| Task requirements |
Each entry below is to be duplicated verbatim.

** begin **

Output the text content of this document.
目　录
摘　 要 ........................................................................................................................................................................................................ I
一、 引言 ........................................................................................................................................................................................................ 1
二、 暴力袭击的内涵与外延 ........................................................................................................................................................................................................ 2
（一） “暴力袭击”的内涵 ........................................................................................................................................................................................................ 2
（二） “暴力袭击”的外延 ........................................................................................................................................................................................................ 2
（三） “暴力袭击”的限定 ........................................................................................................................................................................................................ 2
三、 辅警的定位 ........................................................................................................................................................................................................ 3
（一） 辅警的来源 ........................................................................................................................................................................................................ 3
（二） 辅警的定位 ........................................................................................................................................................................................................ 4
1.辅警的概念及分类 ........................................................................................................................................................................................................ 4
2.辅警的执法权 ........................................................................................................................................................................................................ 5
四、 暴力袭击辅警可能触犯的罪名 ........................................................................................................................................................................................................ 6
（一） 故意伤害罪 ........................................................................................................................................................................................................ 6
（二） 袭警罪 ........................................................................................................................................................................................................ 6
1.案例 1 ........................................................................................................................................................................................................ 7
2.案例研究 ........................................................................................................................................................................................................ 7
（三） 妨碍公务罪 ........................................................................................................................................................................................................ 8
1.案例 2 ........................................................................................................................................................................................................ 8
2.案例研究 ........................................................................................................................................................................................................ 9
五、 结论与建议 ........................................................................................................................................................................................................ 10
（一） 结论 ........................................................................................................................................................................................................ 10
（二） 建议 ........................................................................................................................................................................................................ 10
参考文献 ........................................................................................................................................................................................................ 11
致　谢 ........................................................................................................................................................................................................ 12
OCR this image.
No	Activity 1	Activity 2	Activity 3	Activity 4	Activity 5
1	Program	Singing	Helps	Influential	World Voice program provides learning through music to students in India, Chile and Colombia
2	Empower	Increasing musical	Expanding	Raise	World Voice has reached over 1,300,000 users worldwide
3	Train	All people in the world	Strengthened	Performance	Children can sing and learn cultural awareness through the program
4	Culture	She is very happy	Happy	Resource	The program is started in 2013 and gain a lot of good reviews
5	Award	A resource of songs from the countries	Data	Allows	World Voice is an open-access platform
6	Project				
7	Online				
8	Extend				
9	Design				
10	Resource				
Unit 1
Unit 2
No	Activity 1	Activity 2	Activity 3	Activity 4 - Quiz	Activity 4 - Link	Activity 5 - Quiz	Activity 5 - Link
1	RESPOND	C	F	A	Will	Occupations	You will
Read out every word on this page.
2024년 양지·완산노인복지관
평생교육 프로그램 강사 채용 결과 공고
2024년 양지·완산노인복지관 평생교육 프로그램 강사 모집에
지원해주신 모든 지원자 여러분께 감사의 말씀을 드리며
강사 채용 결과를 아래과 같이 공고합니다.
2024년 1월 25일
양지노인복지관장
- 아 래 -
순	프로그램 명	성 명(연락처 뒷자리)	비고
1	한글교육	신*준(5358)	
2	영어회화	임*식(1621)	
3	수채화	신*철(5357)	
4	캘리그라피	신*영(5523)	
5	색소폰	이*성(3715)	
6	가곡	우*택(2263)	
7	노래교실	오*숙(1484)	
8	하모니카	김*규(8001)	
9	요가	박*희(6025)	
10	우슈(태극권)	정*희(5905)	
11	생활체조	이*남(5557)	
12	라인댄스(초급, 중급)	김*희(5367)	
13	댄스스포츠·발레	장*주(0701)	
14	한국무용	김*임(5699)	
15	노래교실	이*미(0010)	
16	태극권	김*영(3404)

** end **

| Finished task |
Output the text content of this document.
目　录
摘　 要 ........................................................................................................................................................................................................ I
一、 引言 ........................................................................................................................................................................................................ 1
二、 暴力袭击的内涵与外延 ........................................................................................................................................................................................................ 2
（一） “暴力袭击”的内涵 ........................................................................................................................................................................................................ 2
（二） “暴力袭击”的外延 ........................................................................................................................................................................................................ 2
（三） “暴力袭击”的限定 ........................................................................................................................................................................................................ 2
三、 辅警的定位 ........................................................................................................................................................................................................ 3
（一） 辅警的来源 ........................................................................................................................................................................................................ 3
（二） 辅警的定位 ........................................................................................................................................................................................................ 4
1.辅警的概念及分类 ........................................................................................................................................................................................................ 4
2.辅警的执法权 ........................................................................................................................................................................................................ 5
四、 暴力袭击辅警可能触犯的罪名 ........................................................................................................................................................................................................ 6
（一） 故意伤害罪 ........................................................................................................................................................................................................ 6
（二） 袭警罪 ........................................................................................................................................................................................................ 6
1.案例 1 ........................................................................................................................................................................................................ 7
2.案例研究 ........................................................................................................................................................................................................ 7
（三） 妨碍公务罪 ........................................................................................................................................................................................................ 8
1.案例 2 ........................................................................................................................................................................................................ 8
2.案例研究 ........................................................................................................................................................................................................ 9
五、 结论与建议 ........................................................................................................................................................................................................ 10
（一） 结论 ........................................................................................................................................................................................................ 10
（二） 建议 ........................................................................................................................................................................................................ 10
参考文献 ........................................................................................................................................................................................................ 11
致　谢 ........................................................................................................................................................................................................ 12
OCR this image.
No	Activity 1	Activity 2	Activity 3	Activity 4	Activity 5
1	Program	Singing	Helps	Influential	World Voice program provides learning through music to students in India, Chile and Colombia
2	Empower	Increasing musical	Expanding	Raise	World Voice has reached over 1,300,000 users worldwide
3	Train	All people in the world	Strengthened	Performance	Children can sing and learn cultural awareness through the program
4	Culture	She is very happy	Happy	Resource	The program is started in 2013 and gain a lot of good reviews
5	Award	A resource of songs from the countries	Data	Allows	World Voice is an open-access platform
6	Project				
7	Online				
8	Extend				
9	Design				
10	Resource				
Unit 1
Unit 2
No	Activity 1	Activity 2	Activity 3	Activity 4 - Quiz	Activity 4 - Link	Activity 5 - Quiz	Activity 5 - Link
1	RESPOND	C	F	A	Will	Occupations	You will
Read out every word on this page.
2024년 양지·완산노인복지관
평생교육 프로그램 강사 채용 결과 공고
2024년 양지·완산노인복지관 평생교육 프로그램 강사 모집에
지원해주신 모든 지원자 여러분께 감사의 말씀을 드리며
강사 채용 결과를 아래과 같이 공고합니다.
2024년 1월 25일
양지노인복지관장
- 아 래 -
순	프로그램 명	성 명(연락처 뒷자리)	비고
1	한글교육	신*준(5358)	
2	영어회화	임*식(1621)	
3	수채화	신*철(5357)	
4	캘리그라피	신*영(5523)	
5	색소폰	이*성(3715)	
6	가곡	우*택(2263)	
7	노래교실	오*숙(1484)	
8	하모니카	김*규(8001)	
9	요가	박*희(6025)	
10	우슈(태극권)	정*희(5905)	
11	생활체조	이*남(5557)	
12	라인댄스(초급, 중급)	김*희(5367)	
13	댄스스포츠·발레	장*주(0701)	
14	한국무용	김*임(5699)	
15	노래교실	이*미(0010)	
16	태극권	김*영(3404)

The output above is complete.